* _GIVEN EXERCISE_
Report every line in the listing below where the string "European" shows up.

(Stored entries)
════════════════════

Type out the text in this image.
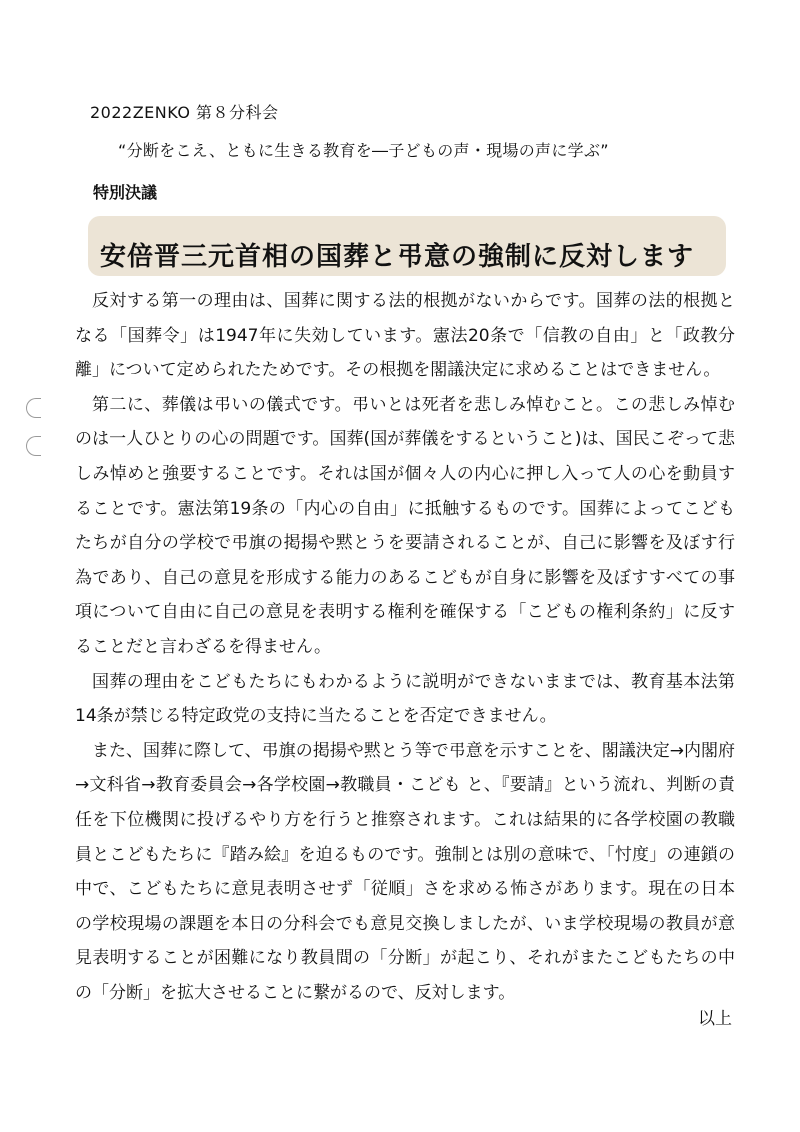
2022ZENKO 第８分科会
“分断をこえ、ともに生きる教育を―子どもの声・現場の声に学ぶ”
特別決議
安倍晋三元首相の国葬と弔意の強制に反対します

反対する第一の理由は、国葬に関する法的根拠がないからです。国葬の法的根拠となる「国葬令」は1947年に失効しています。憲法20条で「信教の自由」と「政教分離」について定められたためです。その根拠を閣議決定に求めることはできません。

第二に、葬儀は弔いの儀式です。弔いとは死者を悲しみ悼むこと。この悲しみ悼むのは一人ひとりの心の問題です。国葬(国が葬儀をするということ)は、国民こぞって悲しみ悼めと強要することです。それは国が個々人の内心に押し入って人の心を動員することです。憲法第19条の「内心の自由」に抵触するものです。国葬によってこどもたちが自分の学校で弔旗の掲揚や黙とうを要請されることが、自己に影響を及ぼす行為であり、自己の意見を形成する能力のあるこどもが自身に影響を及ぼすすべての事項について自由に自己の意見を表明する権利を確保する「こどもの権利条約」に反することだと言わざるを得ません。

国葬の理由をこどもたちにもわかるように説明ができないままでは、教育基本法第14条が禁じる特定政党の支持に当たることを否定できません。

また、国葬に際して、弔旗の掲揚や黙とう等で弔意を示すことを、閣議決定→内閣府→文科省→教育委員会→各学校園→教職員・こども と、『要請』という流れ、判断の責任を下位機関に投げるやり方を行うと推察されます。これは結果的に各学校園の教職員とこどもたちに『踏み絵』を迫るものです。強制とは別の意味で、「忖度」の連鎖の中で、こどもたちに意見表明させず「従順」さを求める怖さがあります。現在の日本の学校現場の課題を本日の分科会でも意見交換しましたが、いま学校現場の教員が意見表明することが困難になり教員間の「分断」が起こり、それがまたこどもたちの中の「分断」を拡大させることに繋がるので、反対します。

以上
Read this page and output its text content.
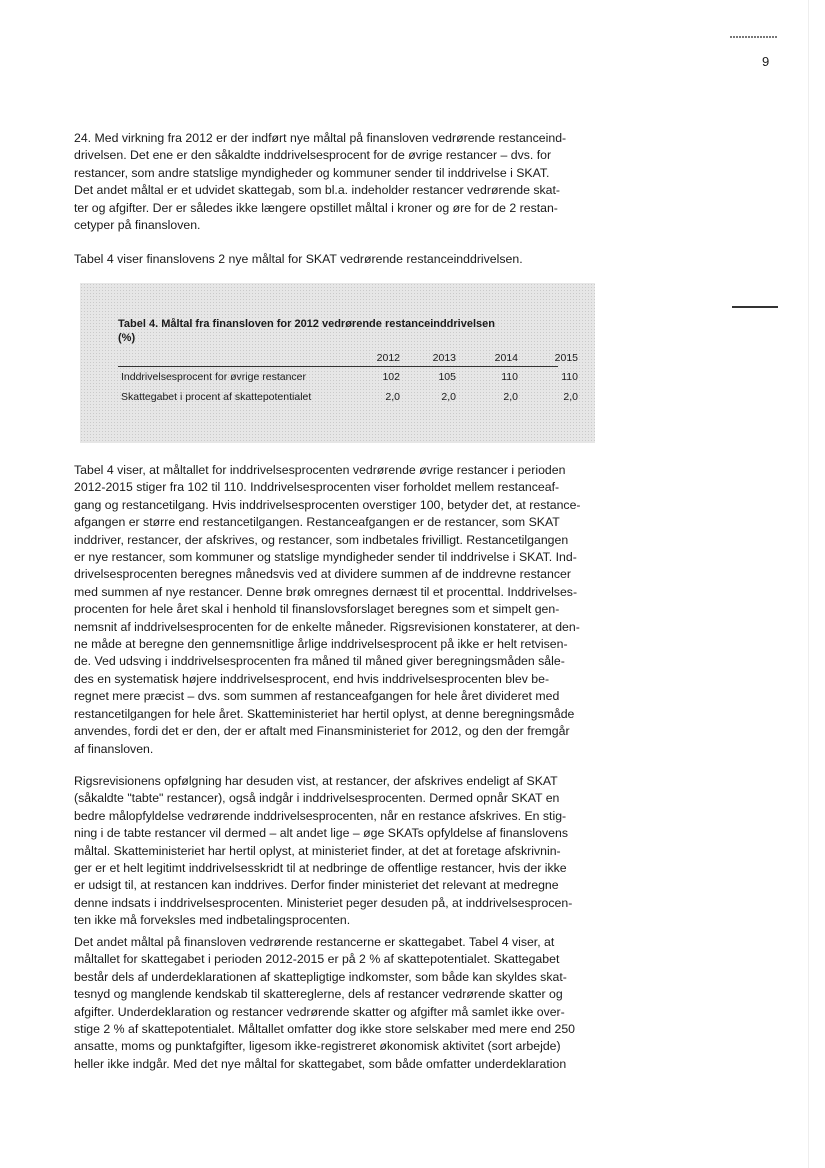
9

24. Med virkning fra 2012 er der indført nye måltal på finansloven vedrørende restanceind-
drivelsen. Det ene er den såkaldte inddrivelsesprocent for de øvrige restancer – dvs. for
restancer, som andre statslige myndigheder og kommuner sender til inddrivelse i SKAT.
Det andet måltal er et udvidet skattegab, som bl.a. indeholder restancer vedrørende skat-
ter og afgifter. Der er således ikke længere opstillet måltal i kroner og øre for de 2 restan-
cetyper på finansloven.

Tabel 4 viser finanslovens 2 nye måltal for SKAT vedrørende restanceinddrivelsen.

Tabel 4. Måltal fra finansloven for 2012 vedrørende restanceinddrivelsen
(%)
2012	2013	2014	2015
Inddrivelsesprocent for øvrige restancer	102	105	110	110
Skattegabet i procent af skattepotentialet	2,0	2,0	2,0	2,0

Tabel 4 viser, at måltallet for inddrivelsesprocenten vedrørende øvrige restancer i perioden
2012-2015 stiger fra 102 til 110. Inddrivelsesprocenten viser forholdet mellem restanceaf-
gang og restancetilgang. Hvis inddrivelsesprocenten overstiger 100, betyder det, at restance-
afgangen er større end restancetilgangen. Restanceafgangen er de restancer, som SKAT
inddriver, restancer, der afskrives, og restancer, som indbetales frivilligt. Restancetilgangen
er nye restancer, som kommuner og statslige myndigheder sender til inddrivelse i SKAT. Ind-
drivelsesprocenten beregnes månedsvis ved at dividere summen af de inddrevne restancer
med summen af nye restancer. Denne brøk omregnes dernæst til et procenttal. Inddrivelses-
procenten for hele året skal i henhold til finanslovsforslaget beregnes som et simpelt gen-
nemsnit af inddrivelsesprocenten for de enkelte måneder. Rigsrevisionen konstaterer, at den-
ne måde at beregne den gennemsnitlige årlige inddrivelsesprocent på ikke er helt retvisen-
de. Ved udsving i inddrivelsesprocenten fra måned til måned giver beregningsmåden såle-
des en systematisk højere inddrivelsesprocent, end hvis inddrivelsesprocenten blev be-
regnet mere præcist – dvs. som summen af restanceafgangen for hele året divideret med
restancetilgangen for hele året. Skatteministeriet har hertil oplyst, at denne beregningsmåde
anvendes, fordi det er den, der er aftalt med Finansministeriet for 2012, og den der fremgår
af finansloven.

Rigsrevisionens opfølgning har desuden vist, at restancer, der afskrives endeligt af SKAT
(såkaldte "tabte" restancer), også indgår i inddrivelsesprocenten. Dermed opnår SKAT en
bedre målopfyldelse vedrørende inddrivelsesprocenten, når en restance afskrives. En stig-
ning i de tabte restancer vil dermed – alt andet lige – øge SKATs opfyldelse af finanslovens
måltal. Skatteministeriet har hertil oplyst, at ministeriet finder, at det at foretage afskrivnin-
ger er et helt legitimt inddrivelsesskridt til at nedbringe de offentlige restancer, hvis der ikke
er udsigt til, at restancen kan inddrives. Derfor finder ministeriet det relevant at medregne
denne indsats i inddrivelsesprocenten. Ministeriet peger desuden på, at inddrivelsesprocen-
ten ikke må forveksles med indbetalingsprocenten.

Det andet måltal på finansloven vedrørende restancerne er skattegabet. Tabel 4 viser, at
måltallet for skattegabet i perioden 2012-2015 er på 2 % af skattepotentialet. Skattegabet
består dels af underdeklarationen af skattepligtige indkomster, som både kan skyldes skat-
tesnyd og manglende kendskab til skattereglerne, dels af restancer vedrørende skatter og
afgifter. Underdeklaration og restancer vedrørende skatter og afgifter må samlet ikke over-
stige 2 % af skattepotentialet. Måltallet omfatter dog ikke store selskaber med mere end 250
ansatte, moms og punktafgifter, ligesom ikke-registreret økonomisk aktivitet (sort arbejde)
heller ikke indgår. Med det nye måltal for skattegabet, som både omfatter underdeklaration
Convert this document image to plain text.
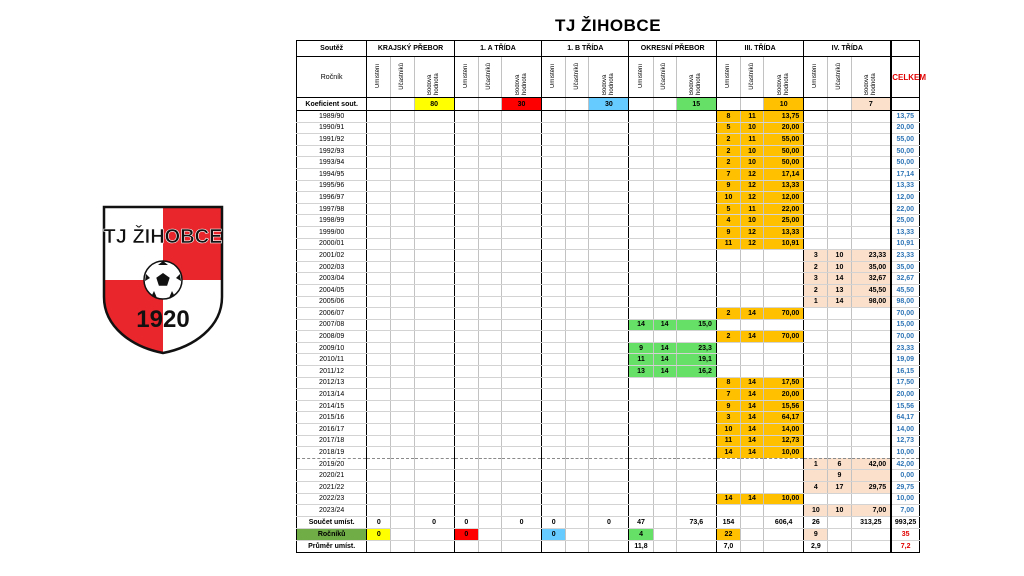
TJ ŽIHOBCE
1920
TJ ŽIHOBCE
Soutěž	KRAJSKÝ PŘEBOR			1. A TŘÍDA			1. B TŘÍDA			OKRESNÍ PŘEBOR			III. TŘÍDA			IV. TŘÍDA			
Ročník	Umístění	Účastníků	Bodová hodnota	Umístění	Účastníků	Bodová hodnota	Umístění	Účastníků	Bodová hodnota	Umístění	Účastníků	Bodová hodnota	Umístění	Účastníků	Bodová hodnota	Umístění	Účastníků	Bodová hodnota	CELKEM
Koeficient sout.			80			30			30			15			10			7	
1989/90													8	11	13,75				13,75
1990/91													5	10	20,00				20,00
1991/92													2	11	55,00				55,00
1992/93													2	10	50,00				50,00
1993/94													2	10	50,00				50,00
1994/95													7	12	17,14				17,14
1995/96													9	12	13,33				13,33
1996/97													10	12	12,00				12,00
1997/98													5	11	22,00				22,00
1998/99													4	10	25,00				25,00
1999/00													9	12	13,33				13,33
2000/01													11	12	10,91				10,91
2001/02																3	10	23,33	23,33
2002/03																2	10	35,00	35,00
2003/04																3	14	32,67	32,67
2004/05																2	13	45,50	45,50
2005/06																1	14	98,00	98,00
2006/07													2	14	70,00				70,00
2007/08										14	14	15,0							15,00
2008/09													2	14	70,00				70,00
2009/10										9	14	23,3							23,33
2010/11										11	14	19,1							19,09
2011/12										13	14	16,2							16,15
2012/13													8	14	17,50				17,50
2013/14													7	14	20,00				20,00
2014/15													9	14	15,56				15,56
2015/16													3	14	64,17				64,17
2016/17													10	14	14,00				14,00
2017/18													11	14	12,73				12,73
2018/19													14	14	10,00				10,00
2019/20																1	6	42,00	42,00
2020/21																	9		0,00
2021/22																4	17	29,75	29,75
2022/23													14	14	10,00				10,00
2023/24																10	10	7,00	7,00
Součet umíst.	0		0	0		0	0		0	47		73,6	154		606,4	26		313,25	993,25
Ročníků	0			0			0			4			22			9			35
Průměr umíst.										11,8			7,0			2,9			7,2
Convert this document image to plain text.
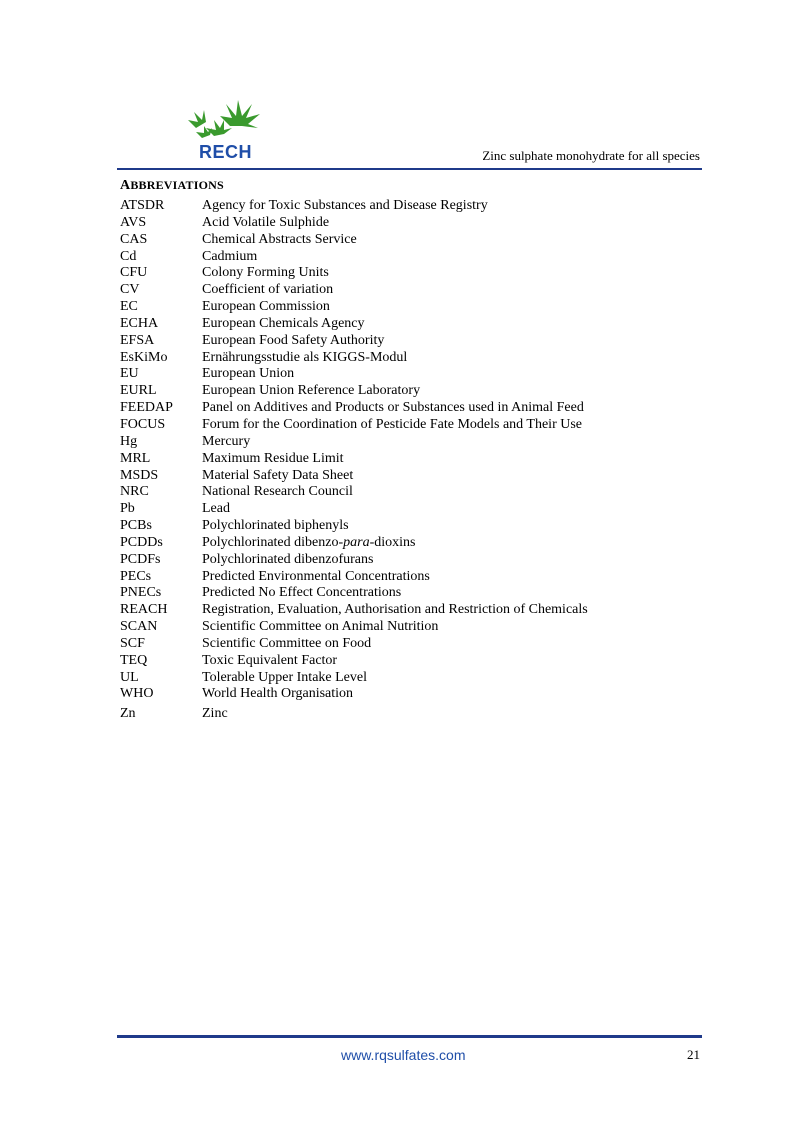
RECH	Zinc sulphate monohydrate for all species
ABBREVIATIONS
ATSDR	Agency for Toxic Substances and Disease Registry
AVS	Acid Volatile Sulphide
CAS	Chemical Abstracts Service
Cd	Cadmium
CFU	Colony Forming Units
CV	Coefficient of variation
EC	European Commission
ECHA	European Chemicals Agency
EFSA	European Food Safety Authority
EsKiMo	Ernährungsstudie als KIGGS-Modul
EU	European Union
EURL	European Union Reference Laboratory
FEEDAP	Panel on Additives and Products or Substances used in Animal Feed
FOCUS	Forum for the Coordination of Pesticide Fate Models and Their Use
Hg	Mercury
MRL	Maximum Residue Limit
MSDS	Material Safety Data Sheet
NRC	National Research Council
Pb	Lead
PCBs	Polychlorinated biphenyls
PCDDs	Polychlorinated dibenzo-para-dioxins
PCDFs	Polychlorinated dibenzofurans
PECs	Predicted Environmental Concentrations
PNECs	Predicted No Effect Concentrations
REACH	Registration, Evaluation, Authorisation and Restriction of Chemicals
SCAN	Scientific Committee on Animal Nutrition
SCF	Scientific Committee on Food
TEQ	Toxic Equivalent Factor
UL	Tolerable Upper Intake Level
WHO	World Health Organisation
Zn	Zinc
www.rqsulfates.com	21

════════════════════

* _EXERCISE ANSWER_
EC	European Commission
ECHA	European Chemicals Agency
EFSA	European Food Safety Authority
EU	European Union
EURL	European Union Reference Laboratory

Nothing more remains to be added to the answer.